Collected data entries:
--- BEGIN ---

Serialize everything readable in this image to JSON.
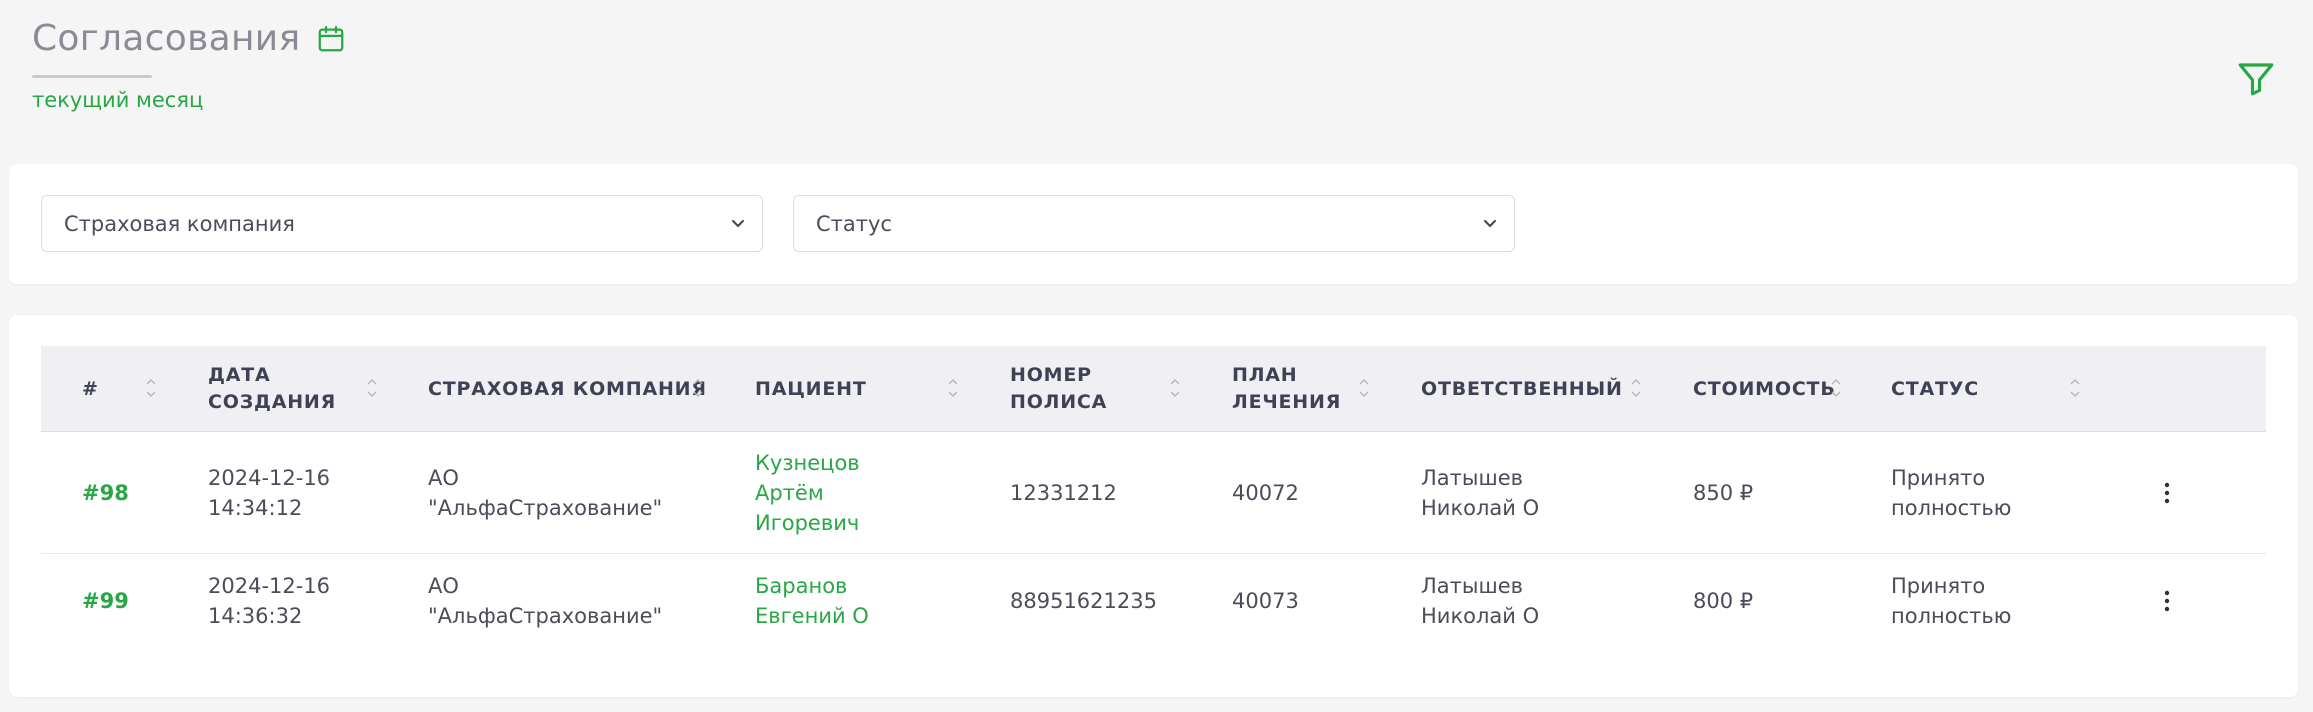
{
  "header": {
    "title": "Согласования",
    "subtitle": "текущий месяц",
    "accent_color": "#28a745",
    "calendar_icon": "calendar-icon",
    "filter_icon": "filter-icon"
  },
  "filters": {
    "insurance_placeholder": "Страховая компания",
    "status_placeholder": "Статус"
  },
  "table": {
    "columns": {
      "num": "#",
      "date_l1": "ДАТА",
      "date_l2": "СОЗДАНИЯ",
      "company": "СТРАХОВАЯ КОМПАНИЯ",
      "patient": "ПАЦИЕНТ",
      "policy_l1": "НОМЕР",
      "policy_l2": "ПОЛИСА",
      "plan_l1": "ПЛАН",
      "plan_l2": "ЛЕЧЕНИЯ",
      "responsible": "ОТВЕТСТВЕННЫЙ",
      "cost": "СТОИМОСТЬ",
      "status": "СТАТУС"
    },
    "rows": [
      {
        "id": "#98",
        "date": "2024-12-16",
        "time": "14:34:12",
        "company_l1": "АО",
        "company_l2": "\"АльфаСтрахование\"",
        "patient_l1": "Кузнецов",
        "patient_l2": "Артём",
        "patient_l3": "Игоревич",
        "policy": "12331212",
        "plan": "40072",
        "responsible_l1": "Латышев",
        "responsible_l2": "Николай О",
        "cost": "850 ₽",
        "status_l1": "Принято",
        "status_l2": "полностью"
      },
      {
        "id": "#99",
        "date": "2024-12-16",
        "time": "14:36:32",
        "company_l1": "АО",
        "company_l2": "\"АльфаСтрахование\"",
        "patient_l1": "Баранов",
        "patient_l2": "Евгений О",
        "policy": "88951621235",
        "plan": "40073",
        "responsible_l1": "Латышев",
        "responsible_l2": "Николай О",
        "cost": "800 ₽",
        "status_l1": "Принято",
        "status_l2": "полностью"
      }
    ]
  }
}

--- END ---
--- BEGIN ---

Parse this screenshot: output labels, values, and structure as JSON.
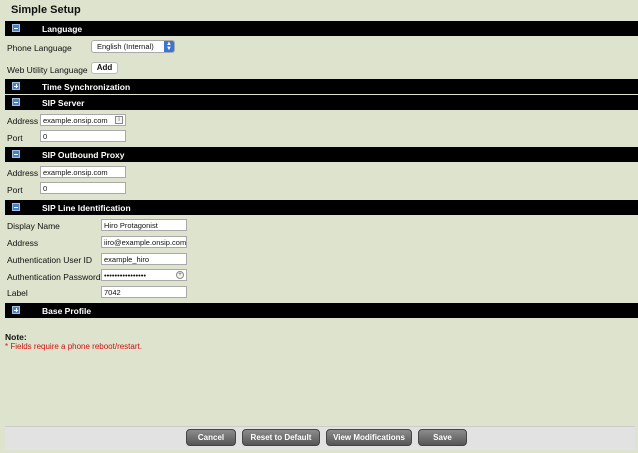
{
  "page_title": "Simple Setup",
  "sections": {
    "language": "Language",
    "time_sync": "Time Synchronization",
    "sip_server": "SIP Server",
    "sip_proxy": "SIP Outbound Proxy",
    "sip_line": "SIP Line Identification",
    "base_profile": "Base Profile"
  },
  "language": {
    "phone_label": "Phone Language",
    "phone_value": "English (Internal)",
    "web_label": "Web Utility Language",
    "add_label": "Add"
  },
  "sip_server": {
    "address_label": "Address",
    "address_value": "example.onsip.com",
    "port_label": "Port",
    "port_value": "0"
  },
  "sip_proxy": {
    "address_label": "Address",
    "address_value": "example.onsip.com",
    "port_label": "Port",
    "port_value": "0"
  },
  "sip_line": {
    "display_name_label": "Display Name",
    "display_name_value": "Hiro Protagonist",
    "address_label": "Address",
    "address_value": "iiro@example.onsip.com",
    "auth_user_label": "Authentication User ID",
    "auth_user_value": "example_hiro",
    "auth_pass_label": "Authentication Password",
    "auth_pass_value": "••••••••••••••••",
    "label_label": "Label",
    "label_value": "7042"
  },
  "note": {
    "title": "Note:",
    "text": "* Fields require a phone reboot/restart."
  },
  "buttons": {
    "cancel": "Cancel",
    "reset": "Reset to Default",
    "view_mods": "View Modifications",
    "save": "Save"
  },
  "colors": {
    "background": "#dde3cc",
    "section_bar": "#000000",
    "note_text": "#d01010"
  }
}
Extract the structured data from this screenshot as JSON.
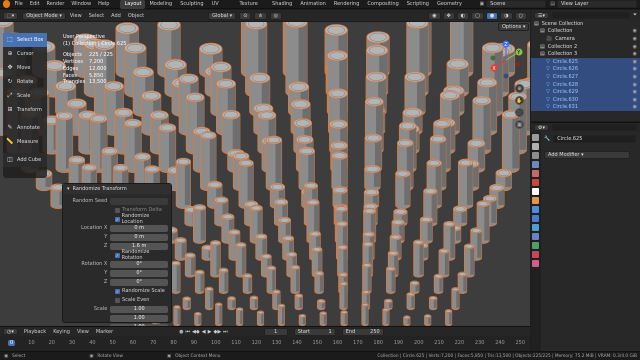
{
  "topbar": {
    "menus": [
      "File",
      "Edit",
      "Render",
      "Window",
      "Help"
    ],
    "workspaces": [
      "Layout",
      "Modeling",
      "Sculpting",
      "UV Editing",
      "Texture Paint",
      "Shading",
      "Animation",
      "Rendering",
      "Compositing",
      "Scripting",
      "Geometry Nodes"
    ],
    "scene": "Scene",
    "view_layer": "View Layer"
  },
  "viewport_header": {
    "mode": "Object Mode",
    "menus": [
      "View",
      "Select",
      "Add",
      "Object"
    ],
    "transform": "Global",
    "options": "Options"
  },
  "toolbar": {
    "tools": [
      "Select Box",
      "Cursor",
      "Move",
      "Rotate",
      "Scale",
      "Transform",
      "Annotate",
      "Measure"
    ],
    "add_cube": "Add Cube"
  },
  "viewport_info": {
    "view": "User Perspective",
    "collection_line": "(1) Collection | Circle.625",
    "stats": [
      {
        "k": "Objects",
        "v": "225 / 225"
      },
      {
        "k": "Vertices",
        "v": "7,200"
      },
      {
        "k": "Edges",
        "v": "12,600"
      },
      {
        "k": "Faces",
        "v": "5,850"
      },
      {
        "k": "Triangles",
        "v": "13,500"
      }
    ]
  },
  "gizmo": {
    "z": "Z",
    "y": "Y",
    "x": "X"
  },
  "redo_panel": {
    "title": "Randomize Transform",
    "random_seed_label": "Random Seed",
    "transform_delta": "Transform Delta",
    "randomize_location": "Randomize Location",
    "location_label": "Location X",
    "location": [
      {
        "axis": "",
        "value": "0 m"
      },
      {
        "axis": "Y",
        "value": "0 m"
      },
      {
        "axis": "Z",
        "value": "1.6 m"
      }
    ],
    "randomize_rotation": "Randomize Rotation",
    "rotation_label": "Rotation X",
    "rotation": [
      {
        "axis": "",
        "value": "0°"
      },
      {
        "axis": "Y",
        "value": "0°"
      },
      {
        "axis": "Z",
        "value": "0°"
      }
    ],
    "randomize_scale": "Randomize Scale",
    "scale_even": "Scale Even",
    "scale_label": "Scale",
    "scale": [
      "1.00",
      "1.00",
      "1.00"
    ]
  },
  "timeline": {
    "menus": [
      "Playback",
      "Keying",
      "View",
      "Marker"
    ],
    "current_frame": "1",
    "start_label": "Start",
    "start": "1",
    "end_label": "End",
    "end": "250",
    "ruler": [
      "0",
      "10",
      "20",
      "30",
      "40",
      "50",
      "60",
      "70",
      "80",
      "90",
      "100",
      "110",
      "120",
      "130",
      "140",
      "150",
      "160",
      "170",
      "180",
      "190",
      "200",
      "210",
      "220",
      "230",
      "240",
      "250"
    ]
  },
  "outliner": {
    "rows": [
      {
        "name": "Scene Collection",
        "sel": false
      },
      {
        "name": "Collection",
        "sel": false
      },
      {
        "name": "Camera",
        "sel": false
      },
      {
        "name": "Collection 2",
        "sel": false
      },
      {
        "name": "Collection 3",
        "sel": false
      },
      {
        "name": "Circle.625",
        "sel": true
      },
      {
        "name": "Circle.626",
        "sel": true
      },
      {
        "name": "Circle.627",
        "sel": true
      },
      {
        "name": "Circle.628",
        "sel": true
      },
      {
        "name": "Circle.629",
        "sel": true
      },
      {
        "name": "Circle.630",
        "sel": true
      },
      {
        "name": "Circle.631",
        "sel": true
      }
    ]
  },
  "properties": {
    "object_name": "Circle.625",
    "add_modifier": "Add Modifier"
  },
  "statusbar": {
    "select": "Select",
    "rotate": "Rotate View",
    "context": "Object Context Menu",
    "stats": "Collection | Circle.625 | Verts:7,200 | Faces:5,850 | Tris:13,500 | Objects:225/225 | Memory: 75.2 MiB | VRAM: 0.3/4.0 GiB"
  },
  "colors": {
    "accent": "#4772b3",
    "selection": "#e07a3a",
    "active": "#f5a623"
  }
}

--- END ---

## WHAT THE EXERCISE ASKS
Find all the lines containing "Collection" in the material, then copy them.

## SOLUTION FOR THIS EXERCISE
    "collection_line": "(1) Collection | Circle.625",
        "name": "Scene Collection",
        "name": "Collection",
        "name": "Collection 2",
        "name": "Collection 3",
    "stats": "Collection | Circle.625 | Verts:7,200 | Faces:5,850 | Tris:13,500 | Objects:225/225 | Memory: 75.2 MiB | VRAM: 0.3/4.0 GiB"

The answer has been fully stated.